Required task - Could you rewrite the records below with "wind-barb-flag" renamed to "barb-flag" everywhere it occurs and every other line left unchanged?
-------- Given data --------
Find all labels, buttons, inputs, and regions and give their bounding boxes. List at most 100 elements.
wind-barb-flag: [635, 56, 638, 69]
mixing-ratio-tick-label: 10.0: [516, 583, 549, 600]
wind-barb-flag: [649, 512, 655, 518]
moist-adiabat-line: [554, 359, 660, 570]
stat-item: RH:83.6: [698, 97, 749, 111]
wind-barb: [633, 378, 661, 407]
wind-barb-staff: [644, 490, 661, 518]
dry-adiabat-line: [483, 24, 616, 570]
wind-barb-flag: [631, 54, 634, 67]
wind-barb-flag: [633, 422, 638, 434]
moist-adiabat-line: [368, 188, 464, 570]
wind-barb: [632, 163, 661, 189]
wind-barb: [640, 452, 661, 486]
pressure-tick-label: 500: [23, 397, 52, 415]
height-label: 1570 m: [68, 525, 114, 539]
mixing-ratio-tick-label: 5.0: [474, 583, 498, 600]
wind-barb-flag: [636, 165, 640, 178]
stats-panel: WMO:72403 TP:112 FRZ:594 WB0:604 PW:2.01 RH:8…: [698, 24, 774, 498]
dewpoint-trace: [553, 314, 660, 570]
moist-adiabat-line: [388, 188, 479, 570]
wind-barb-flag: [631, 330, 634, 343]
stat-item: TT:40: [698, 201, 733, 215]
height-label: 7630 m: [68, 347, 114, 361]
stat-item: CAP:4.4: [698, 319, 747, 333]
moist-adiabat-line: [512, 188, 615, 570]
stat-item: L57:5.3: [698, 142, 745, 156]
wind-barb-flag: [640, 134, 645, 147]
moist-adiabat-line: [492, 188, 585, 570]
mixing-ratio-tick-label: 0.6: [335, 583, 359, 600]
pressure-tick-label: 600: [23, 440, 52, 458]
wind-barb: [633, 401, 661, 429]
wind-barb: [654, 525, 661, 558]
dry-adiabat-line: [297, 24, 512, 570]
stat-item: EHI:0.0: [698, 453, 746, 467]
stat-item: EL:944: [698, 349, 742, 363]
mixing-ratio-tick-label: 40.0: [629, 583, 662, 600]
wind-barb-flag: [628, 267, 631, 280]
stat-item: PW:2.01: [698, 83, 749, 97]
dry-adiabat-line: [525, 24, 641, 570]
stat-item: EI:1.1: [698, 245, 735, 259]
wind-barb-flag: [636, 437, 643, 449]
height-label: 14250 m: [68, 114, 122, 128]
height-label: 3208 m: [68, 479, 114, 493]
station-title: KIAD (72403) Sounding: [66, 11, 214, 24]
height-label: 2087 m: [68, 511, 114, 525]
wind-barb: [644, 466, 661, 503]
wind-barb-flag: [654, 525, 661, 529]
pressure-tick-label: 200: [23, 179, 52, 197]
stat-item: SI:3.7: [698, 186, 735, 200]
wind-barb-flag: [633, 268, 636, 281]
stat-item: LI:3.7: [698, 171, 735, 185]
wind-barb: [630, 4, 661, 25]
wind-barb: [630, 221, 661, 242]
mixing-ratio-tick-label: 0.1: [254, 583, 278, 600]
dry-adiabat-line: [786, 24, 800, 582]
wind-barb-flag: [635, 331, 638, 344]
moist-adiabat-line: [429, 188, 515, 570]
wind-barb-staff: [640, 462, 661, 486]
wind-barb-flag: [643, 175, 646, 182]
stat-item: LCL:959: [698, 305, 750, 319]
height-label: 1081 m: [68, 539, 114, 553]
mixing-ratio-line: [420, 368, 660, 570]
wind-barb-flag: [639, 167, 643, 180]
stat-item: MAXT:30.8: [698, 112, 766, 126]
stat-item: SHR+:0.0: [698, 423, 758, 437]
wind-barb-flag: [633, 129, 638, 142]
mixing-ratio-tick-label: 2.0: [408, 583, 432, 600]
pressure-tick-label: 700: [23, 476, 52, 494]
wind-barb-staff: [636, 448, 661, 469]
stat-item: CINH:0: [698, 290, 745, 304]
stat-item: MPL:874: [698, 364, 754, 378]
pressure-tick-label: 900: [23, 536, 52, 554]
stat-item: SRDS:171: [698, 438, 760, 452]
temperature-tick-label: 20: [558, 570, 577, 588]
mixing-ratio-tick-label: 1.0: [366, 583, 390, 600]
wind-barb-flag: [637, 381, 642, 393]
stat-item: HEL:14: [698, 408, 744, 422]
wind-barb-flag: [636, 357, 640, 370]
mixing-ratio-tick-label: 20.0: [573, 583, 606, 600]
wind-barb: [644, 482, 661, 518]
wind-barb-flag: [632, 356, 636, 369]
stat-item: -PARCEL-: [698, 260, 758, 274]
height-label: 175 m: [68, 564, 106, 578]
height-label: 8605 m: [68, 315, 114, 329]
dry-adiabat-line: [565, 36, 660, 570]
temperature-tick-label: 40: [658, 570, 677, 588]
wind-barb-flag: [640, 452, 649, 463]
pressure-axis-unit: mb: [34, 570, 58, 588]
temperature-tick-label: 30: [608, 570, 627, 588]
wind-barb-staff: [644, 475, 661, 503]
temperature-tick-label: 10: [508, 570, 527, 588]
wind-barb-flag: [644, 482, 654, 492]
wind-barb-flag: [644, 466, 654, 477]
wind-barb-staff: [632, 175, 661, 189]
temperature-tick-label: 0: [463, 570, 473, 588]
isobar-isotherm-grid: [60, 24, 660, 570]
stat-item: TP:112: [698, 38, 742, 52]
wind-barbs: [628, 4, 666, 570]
--------
Task answer -
Find all labels, buttons, inputs, and regions and give their bounding boxes. List at most 100 elements.
barb-flag: [635, 56, 638, 69]
mixing-ratio-tick-label: 10.0: [516, 583, 549, 600]
barb-flag: [649, 512, 655, 518]
moist-adiabat-line: [554, 359, 660, 570]
stat-item: RH:83.6: [698, 97, 749, 111]
wind-barb: [633, 378, 661, 407]
wind-barb-staff: [644, 490, 661, 518]
dry-adiabat-line: [483, 24, 616, 570]
barb-flag: [631, 54, 634, 67]
barb-flag: [633, 422, 638, 434]
moist-adiabat-line: [368, 188, 464, 570]
wind-barb: [632, 163, 661, 189]
wind-barb: [640, 452, 661, 486]
pressure-tick-label: 500: [23, 397, 52, 415]
height-label: 1570 m: [68, 525, 114, 539]
mixing-ratio-tick-label: 5.0: [474, 583, 498, 600]
barb-flag: [636, 165, 640, 178]
stats-panel: WMO:72403 TP:112 FRZ:594 WB0:604 PW:2.01 RH:8…: [698, 24, 774, 498]
dewpoint-trace: [553, 314, 660, 570]
moist-adiabat-line: [388, 188, 479, 570]
barb-flag: [631, 330, 634, 343]
stat-item: TT:40: [698, 201, 733, 215]
height-label: 7630 m: [68, 347, 114, 361]
stat-item: CAP:4.4: [698, 319, 747, 333]
moist-adiabat-line: [512, 188, 615, 570]
stat-item: L57:5.3: [698, 142, 745, 156]
barb-flag: [640, 134, 645, 147]
moist-adiabat-line: [492, 188, 585, 570]
mixing-ratio-tick-label: 0.6: [335, 583, 359, 600]
pressure-tick-label: 600: [23, 440, 52, 458]
wind-barb: [633, 401, 661, 429]
wind-barb: [654, 525, 661, 558]
dry-adiabat-line: [297, 24, 512, 570]
stat-item: EHI:0.0: [698, 453, 746, 467]
stat-item: EL:944: [698, 349, 742, 363]
mixing-ratio-tick-label: 40.0: [629, 583, 662, 600]
barb-flag: [628, 267, 631, 280]
stat-item: PW:2.01: [698, 83, 749, 97]
dry-adiabat-line: [525, 24, 641, 570]
stat-item: EI:1.1: [698, 245, 735, 259]
barb-flag: [636, 437, 643, 449]
height-label: 14250 m: [68, 114, 122, 128]
height-label: 3208 m: [68, 479, 114, 493]
station-title: KIAD (72403) Sounding: [66, 11, 214, 24]
height-label: 2087 m: [68, 511, 114, 525]
wind-barb: [644, 466, 661, 503]
barb-flag: [654, 525, 661, 529]
pressure-tick-label: 200: [23, 179, 52, 197]
stat-item: SI:3.7: [698, 186, 735, 200]
barb-flag: [633, 268, 636, 281]
stat-item: LI:3.7: [698, 171, 735, 185]
wind-barb: [630, 4, 661, 25]
wind-barb: [630, 221, 661, 242]
mixing-ratio-tick-label: 0.1: [254, 583, 278, 600]
dry-adiabat-line: [786, 24, 800, 582]
barb-flag: [635, 331, 638, 344]
moist-adiabat-line: [429, 188, 515, 570]
wind-barb-staff: [640, 462, 661, 486]
barb-flag: [643, 175, 646, 182]
stat-item: LCL:959: [698, 305, 750, 319]
height-label: 1081 m: [68, 539, 114, 553]
mixing-ratio-line: [420, 368, 660, 570]
barb-flag: [639, 167, 643, 180]
stat-item: MAXT:30.8: [698, 112, 766, 126]
stat-item: SHR+:0.0: [698, 423, 758, 437]
barb-flag: [633, 129, 638, 142]
mixing-ratio-tick-label: 2.0: [408, 583, 432, 600]
pressure-tick-label: 700: [23, 476, 52, 494]
wind-barb-staff: [636, 448, 661, 469]
stat-item: CINH:0: [698, 290, 745, 304]
stat-item: MPL:874: [698, 364, 754, 378]
pressure-tick-label: 900: [23, 536, 52, 554]
stat-item: SRDS:171: [698, 438, 760, 452]
temperature-tick-label: 20: [558, 570, 577, 588]
mixing-ratio-tick-label: 1.0: [366, 583, 390, 600]
barb-flag: [637, 381, 642, 393]
stat-item: HEL:14: [698, 408, 744, 422]
barb-flag: [636, 357, 640, 370]
mixing-ratio-tick-label: 20.0: [573, 583, 606, 600]
wind-barb: [644, 482, 661, 518]
barb-flag: [632, 356, 636, 369]
stat-item: -PARCEL-: [698, 260, 758, 274]
height-label: 175 m: [68, 564, 106, 578]
height-label: 8605 m: [68, 315, 114, 329]
dry-adiabat-line: [565, 36, 660, 570]
temperature-tick-label: 40: [658, 570, 677, 588]
barb-flag: [640, 452, 649, 463]
pressure-axis-unit: mb: [34, 570, 58, 588]
temperature-tick-label: 30: [608, 570, 627, 588]
wind-barb-staff: [644, 475, 661, 503]
temperature-tick-label: 10: [508, 570, 527, 588]
barb-flag: [644, 482, 654, 492]
barb-flag: [644, 466, 654, 477]
wind-barb-staff: [632, 175, 661, 189]
temperature-tick-label: 0: [463, 570, 473, 588]
isobar-isotherm-grid: [60, 24, 660, 570]
stat-item: TP:112: [698, 38, 742, 52]
wind-barbs: [628, 4, 666, 570]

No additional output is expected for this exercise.